Stored items from a collection

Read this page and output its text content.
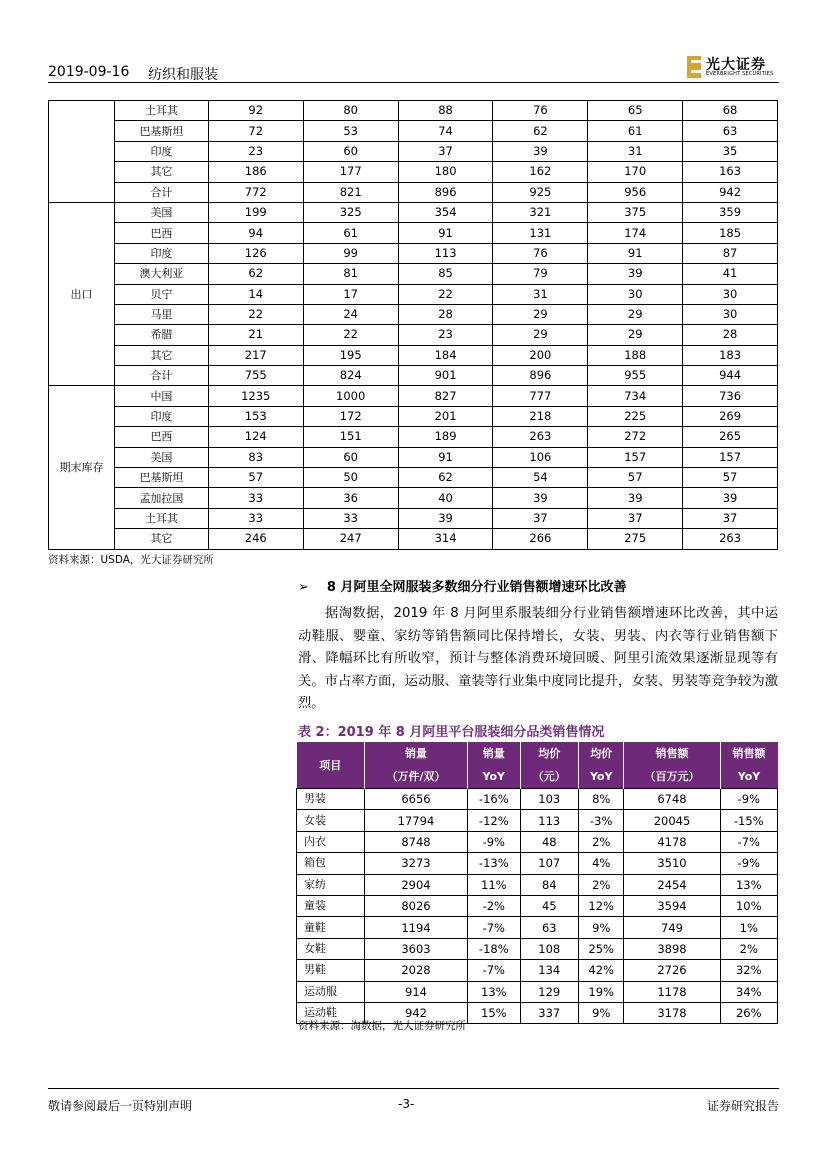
2019-09-16 纺织和服装
光大证券
EVERBRIGHT SECURITIES
	土耳其	92	80	88	76	65	68
	巴基斯坦	72	53	74	62	61	63
	印度	23	60	37	39	31	35
	其它	186	177	180	162	170	163
	合计	772	821	896	925	956	942
出口	美国	199	325	354	321	375	359
	巴西	94	61	91	131	174	185
	印度	126	99	113	76	91	87
	澳大利亚	62	81	85	79	39	41
	贝宁	14	17	22	31	30	30
	马里	22	24	28	29	29	30
	希腊	21	22	23	29	29	28
	其它	217	195	184	200	188	183
	合计	755	824	901	896	955	944
期末库存	中国	1235	1000	827	777	734	736
	印度	153	172	201	218	225	269
	巴西	124	151	189	263	272	265
	美国	83	60	91	106	157	157
	巴基斯坦	57	50	62	54	57	57
	孟加拉国	33	36	40	39	39	39
	土耳其	33	33	39	37	37	37
	其它	246	247	314	266	275	263
资料来源：USDA，光大证券研究所
➢ 8 月阿里全网服装多数细分行业销售额增速环比改善

据淘数据，2019 年 8 月阿里系服装细分行业销售额增速环比改善，其中运动鞋服、婴童、家纺等销售额同比保持增长，女装、男装、内衣等行业销售额下滑、降幅环比有所收窄，预计与整体消费环境回暖、阿里引流效果逐渐显现等有关。市占率方面，运动服、童装等行业集中度同比提升，女装、男装等竞争较为激烈。

表 2：2019 年 8 月阿里平台服装细分品类销售情况
项目	销量	销量	均价	均价	销售额	销售额
	（万件/双）	YoY	（元）	YoY	（百万元）	YoY
男装	6656	-16%	103	8%	6748	-9%
女装	17794	-12%	113	-3%	20045	-15%
内衣	8748	-9%	48	2%	4178	-7%
箱包	3273	-13%	107	4%	3510	-9%
家纺	2904	11%	84	2%	2454	13%
童装	8026	-2%	45	12%	3594	10%
童鞋	1194	-7%	63	9%	749	1%
女鞋	3603	-18%	108	25%	3898	2%
男鞋	2028	-7%	134	42%	2726	32%
运动服	914	13%	129	19%	1178	34%
运动鞋	942	15%	337	9%	3178	26%
资料来源：淘数据，光大证券研究所
敬请参阅最后一页特别声明	-3-	证券研究报告
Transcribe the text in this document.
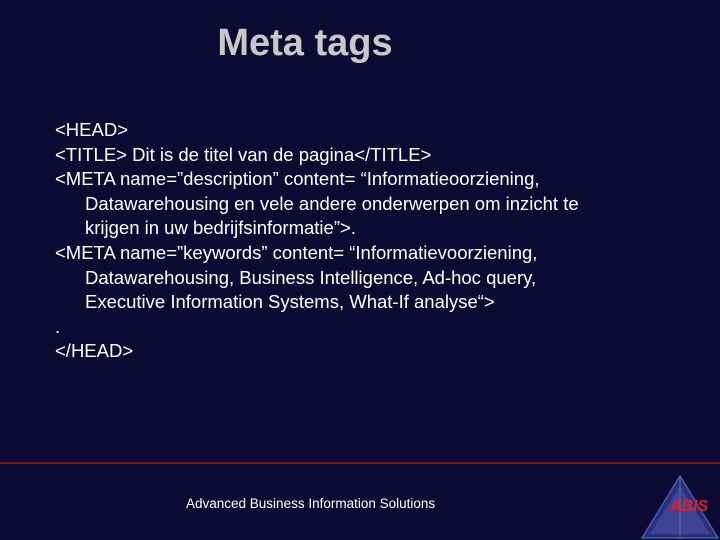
Meta tags
<HEAD>
<TITLE> Dit is de titel van de pagina</TITLE>
<META name=”description” content= “Informatieoorziening,
Datawarehousing en vele andere onderwerpen om inzicht te
krijgen in uw bedrijfsinformatie”>.
<META name=”keywords” content= “Informatievoorziening,
Datawarehousing, Business Intelligence, Ad-hoc query,
Executive Information Systems, What-If analyse“>
.
</HEAD>
Advanced Business Information Solutions	ABIS
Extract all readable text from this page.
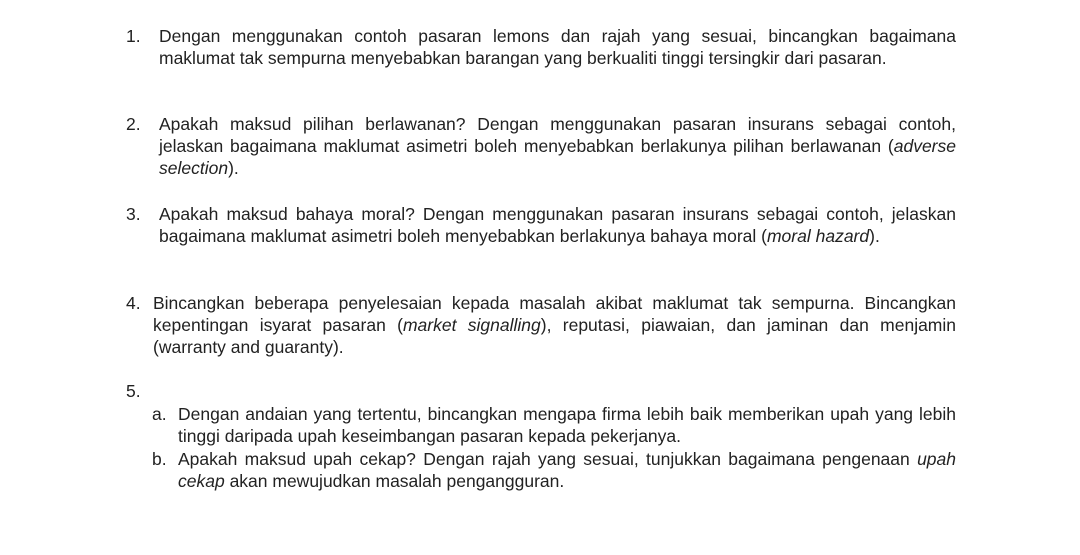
1. Dengan menggunakan contoh pasaran lemons dan rajah yang sesuai, bincangkan bagaimana maklumat tak sempurna menyebabkan barangan yang berkualiti tinggi tersingkir dari pasaran.
2. Apakah maksud pilihan berlawanan? Dengan menggunakan pasaran insurans sebagai contoh, jelaskan bagaimana maklumat asimetri boleh menyebabkan berlakunya pilihan berlawanan (adverse selection).
3. Apakah maksud bahaya moral? Dengan menggunakan pasaran insurans sebagai contoh, jelaskan bagaimana maklumat asimetri boleh menyebabkan berlakunya bahaya moral (moral hazard).
4. Bincangkan beberapa penyelesaian kepada masalah akibat maklumat tak sempurna. Bincangkan kepentingan isyarat pasaran (market signalling), reputasi, piawaian, dan jaminan dan menjamin (warranty and guaranty).
5.
a. Dengan andaian yang tertentu, bincangkan mengapa firma lebih baik memberikan upah yang lebih tinggi daripada upah keseimbangan pasaran kepada pekerjanya.
b. Apakah maksud upah cekap? Dengan rajah yang sesuai, tunjukkan bagaimana pengenaan upah cekap akan mewujudkan masalah pengangguran.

[EXERCISE DETAILS] Pull out every line containing "asimetri".

[FINAL ANSWER]
2. Apakah maksud pilihan berlawanan? Dengan menggunakan pasaran insurans sebagai contoh, jelaskan bagaimana maklumat asimetri boleh menyebabkan berlakunya pilihan berlawanan (adverse selection).
3. Apakah maksud bahaya moral? Dengan menggunakan pasaran insurans sebagai contoh, jelaskan bagaimana maklumat asimetri boleh menyebabkan berlakunya bahaya moral (moral hazard).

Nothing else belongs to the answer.